◆ Stated exercise
Return the records in full, exactly as given.

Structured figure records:
++++++++++++++++++++

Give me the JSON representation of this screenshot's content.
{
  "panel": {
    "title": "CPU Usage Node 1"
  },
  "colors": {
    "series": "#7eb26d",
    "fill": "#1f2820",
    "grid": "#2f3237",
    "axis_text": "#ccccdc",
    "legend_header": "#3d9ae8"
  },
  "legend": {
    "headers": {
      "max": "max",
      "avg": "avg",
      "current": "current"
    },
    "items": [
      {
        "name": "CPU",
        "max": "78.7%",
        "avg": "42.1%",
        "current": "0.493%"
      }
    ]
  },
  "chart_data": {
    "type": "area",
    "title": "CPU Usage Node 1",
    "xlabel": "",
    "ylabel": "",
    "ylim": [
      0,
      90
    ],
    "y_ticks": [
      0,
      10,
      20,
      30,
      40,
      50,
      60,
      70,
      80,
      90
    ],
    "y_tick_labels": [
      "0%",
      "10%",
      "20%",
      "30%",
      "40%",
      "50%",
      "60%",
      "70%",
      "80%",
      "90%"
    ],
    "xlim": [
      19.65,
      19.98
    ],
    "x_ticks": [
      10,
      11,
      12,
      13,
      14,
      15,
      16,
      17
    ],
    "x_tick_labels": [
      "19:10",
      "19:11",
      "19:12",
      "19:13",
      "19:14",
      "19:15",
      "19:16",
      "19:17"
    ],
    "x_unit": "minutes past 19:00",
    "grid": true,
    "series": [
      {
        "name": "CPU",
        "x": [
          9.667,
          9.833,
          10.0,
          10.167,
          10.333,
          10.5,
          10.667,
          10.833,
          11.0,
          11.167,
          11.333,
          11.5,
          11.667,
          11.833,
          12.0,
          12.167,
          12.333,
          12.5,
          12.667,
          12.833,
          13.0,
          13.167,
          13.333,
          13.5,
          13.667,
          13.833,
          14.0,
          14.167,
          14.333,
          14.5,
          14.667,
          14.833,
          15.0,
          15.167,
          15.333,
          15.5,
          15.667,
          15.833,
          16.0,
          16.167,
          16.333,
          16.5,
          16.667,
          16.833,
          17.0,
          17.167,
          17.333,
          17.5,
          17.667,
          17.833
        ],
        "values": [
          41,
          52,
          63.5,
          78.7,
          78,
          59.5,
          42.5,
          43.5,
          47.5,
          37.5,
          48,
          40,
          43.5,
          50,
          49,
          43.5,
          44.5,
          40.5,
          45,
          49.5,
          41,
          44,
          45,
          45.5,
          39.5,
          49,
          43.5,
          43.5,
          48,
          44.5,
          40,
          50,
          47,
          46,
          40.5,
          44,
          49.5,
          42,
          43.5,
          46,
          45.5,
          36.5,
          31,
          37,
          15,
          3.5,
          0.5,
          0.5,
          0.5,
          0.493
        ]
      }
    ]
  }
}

++++++++++++++++++++

◆ Response
Give me the JSON representation of this screenshot's content.
{
  "panel": {
    "title": "CPU Usage Node 1"
  },
  "colors": {
    "series": "#7eb26d",
    "fill": "#1f2820",
    "grid": "#2f3237",
    "axis_text": "#ccccdc",
    "legend_header": "#3d9ae8"
  },
  "legend": {
    "headers": {
      "max": "max",
      "avg": "avg",
      "current": "current"
    },
    "items": [
      {
        "name": "CPU",
        "max": "78.7%",
        "avg": "42.1%",
        "current": "0.493%"
      }
    ]
  },
  "chart_data": {
    "type": "area",
    "title": "CPU Usage Node 1",
    "xlabel": "",
    "ylabel": "",
    "ylim": [
      0,
      90
    ],
    "y_ticks": [
      0,
      10,
      20,
      30,
      40,
      50,
      60,
      70,
      80,
      90
    ],
    "y_tick_labels": [
      "0%",
      "10%",
      "20%",
      "30%",
      "40%",
      "50%",
      "60%",
      "70%",
      "80%",
      "90%"
    ],
    "xlim": [
      19.65,
      19.98
    ],
    "x_ticks": [
      10,
      11,
      12,
      13,
      14,
      15,
      16,
      17
    ],
    "x_tick_labels": [
      "19:10",
      "19:11",
      "19:12",
      "19:13",
      "19:14",
      "19:15",
      "19:16",
      "19:17"
    ],
    "x_unit": "minutes past 19:00",
    "grid": true,
    "series": [
      {
        "name": "CPU",
        "x": [
          9.667,
          9.833,
          10.0,
          10.167,
          10.333,
          10.5,
          10.667,
          10.833,
          11.0,
          11.167,
          11.333,
          11.5,
          11.667,
          11.833,
          12.0,
          12.167,
          12.333,
          12.5,
          12.667,
          12.833,
          13.0,
          13.167,
          13.333,
          13.5,
          13.667,
          13.833,
          14.0,
          14.167,
          14.333,
          14.5,
          14.667,
          14.833,
          15.0,
          15.167,
          15.333,
          15.5,
          15.667,
          15.833,
          16.0,
          16.167,
          16.333,
          16.5,
          16.667,
          16.833,
          17.0,
          17.167,
          17.333,
          17.5,
          17.667,
          17.833
        ],
        "values": [
          41,
          52,
          63.5,
          78.7,
          78,
          59.5,
          42.5,
          43.5,
          47.5,
          37.5,
          48,
          40,
          43.5,
          50,
          49,
          43.5,
          44.5,
          40.5,
          45,
          49.5,
          41,
          44,
          45,
          45.5,
          39.5,
          49,
          43.5,
          43.5,
          48,
          44.5,
          40,
          50,
          47,
          46,
          40.5,
          44,
          49.5,
          42,
          43.5,
          46,
          45.5,
          36.5,
          31,
          37,
          15,
          3.5,
          0.5,
          0.5,
          0.5,
          0.493
        ]
      }
    ]
  }
}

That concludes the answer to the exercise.